Given problem ::
Print exactly the lines from the one containing "Output a JSON" through the last line of the listing, both included.

Data provided ::
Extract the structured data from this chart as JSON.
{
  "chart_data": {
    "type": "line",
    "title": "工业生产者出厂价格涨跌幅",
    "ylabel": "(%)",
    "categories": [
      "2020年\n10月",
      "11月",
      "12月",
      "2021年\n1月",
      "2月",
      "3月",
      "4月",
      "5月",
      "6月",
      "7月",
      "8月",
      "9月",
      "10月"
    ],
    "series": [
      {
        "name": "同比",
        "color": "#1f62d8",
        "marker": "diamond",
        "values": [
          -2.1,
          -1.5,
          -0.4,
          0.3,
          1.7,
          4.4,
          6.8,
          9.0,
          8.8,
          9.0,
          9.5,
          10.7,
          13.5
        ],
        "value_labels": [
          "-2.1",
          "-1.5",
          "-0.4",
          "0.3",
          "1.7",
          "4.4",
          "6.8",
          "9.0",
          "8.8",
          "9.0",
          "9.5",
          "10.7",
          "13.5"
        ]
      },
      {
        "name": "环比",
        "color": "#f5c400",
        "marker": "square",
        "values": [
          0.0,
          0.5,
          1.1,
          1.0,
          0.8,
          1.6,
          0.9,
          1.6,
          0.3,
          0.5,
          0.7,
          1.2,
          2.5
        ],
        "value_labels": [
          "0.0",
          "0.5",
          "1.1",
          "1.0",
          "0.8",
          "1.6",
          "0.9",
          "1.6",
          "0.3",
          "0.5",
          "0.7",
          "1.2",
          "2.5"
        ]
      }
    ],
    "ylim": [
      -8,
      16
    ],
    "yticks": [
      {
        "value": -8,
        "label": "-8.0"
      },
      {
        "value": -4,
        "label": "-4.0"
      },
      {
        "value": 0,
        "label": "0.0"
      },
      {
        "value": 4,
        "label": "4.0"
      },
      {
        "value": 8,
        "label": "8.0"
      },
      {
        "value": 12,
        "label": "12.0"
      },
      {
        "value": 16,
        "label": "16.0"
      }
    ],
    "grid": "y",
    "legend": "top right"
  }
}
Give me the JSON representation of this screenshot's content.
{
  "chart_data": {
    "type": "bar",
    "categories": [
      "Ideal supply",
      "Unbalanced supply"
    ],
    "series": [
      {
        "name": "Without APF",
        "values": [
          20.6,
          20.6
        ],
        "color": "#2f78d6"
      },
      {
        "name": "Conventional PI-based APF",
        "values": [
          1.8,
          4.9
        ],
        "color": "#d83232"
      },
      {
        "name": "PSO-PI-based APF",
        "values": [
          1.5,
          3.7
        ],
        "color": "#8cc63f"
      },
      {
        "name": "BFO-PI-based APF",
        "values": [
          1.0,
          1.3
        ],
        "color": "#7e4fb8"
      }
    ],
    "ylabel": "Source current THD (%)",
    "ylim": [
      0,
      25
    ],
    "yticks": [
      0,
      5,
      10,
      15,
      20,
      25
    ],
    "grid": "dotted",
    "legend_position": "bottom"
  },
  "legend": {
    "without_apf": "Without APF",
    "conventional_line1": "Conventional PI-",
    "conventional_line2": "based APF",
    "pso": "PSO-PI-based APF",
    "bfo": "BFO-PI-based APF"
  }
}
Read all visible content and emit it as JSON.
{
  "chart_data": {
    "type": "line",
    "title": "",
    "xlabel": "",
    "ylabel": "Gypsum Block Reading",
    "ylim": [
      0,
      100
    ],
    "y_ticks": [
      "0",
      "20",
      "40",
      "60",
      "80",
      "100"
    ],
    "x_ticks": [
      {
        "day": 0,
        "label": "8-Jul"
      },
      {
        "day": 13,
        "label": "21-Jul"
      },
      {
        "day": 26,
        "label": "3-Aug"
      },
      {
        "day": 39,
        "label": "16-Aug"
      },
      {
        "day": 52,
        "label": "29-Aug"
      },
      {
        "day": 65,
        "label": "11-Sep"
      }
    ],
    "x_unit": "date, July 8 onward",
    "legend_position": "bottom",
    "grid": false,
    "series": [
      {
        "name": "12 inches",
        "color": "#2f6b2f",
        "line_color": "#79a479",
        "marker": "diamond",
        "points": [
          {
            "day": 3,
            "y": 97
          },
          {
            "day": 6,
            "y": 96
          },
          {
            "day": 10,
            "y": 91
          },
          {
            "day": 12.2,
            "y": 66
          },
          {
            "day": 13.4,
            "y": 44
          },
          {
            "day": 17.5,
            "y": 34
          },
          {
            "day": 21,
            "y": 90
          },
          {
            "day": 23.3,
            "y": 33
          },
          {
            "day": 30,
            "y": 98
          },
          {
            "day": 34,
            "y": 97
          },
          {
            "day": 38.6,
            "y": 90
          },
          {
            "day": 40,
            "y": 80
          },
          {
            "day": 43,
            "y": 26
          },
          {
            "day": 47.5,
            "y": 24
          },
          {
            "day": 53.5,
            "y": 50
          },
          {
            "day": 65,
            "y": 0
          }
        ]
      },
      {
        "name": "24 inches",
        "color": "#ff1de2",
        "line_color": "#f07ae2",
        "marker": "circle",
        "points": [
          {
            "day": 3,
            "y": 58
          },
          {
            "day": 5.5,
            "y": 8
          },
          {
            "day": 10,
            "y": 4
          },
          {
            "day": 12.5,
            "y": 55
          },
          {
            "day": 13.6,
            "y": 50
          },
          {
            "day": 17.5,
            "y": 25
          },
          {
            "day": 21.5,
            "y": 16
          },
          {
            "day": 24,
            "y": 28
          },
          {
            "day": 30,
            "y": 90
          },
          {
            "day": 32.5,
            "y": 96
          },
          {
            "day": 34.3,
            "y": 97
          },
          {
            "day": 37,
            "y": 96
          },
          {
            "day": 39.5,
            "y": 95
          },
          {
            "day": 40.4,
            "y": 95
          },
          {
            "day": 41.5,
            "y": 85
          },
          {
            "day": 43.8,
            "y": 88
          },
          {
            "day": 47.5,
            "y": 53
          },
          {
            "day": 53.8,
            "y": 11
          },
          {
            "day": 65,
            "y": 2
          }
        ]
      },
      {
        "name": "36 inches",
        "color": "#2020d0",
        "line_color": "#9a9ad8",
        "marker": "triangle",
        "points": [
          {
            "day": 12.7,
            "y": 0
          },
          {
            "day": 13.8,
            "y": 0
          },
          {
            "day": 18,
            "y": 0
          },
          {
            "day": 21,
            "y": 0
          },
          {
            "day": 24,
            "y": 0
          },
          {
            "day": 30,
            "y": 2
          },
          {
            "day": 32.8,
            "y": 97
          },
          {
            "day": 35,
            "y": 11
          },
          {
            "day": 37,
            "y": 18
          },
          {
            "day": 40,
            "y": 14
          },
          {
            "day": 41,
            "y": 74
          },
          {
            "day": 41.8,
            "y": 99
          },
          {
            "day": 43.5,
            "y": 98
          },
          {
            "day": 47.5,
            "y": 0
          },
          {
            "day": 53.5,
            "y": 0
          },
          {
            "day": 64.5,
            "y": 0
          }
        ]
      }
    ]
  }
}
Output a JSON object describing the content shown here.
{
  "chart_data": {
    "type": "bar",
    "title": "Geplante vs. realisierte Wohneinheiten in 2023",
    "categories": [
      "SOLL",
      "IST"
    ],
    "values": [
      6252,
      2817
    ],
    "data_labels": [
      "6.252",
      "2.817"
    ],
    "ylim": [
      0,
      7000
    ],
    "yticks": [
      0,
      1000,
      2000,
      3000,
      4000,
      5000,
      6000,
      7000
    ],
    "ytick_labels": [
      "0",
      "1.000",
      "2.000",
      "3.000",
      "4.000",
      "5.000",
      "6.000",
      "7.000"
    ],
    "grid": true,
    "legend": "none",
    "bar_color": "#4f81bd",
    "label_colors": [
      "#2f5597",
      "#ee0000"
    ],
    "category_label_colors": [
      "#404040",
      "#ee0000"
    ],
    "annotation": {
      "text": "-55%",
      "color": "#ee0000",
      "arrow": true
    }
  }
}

Expected answer ::
Output a JSON object describing the content shown here.
{
  "chart_data": {
    "type": "bar",
    "title": "Geplante vs. realisierte Wohneinheiten in 2023",
    "categories": [
      "SOLL",
      "IST"
    ],
    "values": [
      6252,
      2817
    ],
    "data_labels": [
      "6.252",
      "2.817"
    ],
    "ylim": [
      0,
      7000
    ],
    "yticks": [
      0,
      1000,
      2000,
      3000,
      4000,
      5000,
      6000,
      7000
    ],
    "ytick_labels": [
      "0",
      "1.000",
      "2.000",
      "3.000",
      "4.000",
      "5.000",
      "6.000",
      "7.000"
    ],
    "grid": true,
    "legend": "none",
    "bar_color": "#4f81bd",
    "label_colors": [
      "#2f5597",
      "#ee0000"
    ],
    "category_label_colors": [
      "#404040",
      "#ee0000"
    ],
    "annotation": {
      "text": "-55%",
      "color": "#ee0000",
      "arrow": true
    }
  }
}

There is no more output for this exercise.